- [What you will do] Tell me how many lines hold "name", please, using only the number.
--- Begin Exercise input ---
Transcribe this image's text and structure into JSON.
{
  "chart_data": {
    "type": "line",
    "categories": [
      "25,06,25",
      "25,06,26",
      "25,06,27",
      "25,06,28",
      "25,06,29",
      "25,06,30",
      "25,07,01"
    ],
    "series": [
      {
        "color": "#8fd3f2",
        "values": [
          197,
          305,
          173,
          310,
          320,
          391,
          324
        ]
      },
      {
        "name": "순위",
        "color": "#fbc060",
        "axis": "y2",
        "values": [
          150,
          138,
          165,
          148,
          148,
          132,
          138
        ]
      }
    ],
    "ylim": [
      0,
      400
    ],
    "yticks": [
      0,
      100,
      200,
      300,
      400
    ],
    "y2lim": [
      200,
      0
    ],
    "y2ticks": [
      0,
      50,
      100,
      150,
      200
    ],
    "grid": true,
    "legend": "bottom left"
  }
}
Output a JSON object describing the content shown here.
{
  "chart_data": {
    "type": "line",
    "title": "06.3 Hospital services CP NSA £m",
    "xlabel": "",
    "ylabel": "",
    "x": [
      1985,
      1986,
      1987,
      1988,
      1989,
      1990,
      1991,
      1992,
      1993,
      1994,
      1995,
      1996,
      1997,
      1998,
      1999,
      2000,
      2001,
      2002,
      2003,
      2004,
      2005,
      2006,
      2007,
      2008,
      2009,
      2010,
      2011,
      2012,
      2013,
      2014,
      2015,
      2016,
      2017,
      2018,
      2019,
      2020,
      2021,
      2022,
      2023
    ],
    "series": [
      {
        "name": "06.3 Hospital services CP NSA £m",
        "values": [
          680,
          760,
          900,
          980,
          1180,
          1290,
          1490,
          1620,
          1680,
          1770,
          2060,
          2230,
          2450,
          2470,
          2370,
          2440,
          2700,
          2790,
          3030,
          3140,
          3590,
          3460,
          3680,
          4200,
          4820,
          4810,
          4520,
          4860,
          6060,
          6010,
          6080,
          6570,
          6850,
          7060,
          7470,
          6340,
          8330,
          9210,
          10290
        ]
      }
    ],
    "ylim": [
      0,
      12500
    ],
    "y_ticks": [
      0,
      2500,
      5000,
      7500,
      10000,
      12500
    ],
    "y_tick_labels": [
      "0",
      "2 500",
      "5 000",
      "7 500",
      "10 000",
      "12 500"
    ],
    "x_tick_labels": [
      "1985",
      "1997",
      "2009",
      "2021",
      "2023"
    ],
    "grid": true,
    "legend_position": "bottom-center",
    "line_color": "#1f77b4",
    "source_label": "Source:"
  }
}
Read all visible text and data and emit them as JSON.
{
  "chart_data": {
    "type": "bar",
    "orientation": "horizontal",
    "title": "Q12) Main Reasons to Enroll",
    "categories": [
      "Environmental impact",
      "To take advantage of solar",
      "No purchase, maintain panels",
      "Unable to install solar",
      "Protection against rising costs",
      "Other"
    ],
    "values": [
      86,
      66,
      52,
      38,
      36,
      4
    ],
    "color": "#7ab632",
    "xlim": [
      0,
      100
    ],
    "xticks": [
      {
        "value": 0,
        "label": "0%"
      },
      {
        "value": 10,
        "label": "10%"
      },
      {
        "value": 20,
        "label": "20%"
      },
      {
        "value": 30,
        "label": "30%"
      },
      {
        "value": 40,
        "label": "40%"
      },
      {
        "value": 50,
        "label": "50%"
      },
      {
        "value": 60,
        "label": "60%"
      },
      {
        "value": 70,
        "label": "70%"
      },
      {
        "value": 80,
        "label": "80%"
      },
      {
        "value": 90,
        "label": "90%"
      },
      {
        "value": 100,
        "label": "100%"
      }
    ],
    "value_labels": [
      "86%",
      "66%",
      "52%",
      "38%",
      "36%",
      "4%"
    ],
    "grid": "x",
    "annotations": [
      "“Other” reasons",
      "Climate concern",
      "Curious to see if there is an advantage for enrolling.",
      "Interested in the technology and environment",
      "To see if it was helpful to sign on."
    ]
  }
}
--- End Exercise input ---
- [Task answer] 2